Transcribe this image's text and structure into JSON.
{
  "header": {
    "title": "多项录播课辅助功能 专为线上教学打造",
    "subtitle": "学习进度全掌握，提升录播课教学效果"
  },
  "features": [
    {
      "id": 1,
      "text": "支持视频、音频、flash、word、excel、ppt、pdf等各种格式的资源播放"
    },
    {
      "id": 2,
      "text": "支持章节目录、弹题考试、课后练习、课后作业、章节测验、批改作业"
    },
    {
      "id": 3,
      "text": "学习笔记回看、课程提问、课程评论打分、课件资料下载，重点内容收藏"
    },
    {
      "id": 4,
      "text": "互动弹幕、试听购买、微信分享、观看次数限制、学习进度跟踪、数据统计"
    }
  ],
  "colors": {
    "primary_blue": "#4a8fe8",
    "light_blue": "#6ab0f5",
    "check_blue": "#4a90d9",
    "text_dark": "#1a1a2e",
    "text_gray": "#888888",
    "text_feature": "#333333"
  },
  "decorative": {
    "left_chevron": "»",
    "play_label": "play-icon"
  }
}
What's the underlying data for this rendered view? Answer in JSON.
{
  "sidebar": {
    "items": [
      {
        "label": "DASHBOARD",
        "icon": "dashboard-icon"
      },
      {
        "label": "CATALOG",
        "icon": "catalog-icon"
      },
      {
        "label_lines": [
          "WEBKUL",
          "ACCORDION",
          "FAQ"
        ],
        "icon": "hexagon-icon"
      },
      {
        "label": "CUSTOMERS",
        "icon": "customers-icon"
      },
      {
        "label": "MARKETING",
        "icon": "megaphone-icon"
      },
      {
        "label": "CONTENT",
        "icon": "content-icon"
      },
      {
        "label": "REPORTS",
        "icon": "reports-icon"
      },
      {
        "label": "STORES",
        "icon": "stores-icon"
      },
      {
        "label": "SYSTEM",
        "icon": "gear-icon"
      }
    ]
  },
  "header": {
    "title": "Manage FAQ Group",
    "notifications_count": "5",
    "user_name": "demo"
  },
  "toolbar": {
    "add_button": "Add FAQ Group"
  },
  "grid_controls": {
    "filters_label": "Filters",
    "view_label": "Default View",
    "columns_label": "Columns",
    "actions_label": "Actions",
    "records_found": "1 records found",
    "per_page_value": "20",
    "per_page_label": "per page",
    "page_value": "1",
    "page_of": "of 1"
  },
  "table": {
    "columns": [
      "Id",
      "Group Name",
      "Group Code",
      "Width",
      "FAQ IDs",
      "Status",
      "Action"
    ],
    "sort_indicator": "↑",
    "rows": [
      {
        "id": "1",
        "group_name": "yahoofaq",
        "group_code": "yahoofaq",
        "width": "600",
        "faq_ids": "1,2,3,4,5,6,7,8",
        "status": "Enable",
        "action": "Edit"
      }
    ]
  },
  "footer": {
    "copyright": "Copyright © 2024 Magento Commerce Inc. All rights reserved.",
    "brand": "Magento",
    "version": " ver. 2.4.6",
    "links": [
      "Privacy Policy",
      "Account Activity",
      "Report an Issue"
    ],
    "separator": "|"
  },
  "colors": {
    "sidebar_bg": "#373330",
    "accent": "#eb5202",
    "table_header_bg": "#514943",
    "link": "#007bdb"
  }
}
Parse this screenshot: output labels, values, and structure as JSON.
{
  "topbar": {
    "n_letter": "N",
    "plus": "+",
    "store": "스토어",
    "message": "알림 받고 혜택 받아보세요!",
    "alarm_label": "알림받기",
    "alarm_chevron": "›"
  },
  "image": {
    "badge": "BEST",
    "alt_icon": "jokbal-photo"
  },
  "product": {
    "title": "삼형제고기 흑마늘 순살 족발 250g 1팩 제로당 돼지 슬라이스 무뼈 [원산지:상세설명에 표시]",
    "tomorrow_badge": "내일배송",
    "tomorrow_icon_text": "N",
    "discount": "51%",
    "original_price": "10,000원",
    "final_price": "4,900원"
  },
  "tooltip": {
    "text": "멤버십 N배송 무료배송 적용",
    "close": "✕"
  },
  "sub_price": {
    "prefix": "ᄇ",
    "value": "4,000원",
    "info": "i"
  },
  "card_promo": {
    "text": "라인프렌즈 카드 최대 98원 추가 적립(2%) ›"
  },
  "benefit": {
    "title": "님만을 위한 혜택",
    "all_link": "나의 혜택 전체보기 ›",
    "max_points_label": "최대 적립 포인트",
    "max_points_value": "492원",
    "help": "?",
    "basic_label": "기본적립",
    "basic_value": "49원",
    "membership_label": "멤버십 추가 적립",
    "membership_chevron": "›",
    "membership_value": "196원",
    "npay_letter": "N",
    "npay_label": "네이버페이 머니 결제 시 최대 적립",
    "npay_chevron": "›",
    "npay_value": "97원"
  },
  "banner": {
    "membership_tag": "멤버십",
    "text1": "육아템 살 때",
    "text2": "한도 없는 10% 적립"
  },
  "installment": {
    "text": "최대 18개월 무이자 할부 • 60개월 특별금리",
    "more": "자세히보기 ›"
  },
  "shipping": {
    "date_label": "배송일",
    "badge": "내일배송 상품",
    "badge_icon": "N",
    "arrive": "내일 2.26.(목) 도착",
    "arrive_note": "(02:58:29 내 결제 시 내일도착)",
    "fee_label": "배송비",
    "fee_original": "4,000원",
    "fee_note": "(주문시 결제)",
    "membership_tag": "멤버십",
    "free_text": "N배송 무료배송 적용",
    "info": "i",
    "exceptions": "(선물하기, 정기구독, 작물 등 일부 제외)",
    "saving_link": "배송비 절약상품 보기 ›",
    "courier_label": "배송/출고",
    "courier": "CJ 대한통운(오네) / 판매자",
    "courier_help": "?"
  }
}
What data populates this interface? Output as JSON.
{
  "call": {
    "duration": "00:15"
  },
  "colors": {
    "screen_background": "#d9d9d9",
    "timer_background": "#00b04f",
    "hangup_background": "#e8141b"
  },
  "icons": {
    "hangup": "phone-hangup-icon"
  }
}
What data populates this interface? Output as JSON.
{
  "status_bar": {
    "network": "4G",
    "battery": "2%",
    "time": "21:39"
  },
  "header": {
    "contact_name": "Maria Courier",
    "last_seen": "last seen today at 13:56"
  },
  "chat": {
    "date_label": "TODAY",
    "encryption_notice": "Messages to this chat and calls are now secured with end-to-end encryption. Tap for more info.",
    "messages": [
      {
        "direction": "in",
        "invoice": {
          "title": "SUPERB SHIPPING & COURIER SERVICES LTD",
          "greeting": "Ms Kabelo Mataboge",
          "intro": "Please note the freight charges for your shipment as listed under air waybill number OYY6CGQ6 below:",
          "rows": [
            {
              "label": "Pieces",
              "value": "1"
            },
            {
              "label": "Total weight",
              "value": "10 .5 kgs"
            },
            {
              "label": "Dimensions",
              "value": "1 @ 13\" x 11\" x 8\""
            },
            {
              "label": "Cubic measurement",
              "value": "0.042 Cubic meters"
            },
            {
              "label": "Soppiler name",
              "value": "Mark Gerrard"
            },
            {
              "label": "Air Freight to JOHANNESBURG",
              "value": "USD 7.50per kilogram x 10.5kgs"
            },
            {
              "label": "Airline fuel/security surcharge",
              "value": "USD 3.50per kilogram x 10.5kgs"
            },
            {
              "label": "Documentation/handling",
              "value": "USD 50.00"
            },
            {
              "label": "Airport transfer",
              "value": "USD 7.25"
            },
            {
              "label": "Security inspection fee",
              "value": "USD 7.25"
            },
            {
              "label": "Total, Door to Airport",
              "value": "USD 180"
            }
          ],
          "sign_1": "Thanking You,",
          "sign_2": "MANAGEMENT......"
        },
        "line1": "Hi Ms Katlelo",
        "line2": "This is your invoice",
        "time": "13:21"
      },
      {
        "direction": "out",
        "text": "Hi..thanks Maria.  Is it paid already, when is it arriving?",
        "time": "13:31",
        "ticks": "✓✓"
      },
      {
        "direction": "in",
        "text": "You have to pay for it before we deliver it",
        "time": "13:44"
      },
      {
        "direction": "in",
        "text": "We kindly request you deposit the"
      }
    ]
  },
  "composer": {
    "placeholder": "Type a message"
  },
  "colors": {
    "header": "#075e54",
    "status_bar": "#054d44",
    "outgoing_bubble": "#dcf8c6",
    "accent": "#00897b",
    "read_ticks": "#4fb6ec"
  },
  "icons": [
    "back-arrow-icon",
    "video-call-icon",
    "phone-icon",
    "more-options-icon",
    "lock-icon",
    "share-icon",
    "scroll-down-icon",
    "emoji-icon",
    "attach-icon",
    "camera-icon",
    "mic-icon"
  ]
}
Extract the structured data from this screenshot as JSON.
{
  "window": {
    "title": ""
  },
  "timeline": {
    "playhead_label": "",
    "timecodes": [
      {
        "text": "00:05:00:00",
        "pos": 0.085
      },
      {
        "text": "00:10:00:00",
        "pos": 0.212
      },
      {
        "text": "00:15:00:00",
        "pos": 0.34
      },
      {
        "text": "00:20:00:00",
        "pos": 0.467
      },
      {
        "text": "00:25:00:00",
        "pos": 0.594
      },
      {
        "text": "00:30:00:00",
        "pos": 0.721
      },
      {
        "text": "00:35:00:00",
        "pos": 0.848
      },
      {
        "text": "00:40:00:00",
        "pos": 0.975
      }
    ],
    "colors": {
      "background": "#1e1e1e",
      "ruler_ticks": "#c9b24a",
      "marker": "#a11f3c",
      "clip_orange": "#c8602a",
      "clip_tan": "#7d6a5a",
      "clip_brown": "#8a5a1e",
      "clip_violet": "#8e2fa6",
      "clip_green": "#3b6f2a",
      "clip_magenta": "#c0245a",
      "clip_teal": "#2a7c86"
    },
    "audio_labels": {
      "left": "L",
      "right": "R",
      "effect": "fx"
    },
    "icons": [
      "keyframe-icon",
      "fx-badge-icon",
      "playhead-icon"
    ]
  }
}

• _SHORT TASK_:
In the records, locate each line holding the string "Cubic" and copy it.

• _THE REPLY_:
              "label": "Cubic measurement",
              "value": "0.042 Cubic meters"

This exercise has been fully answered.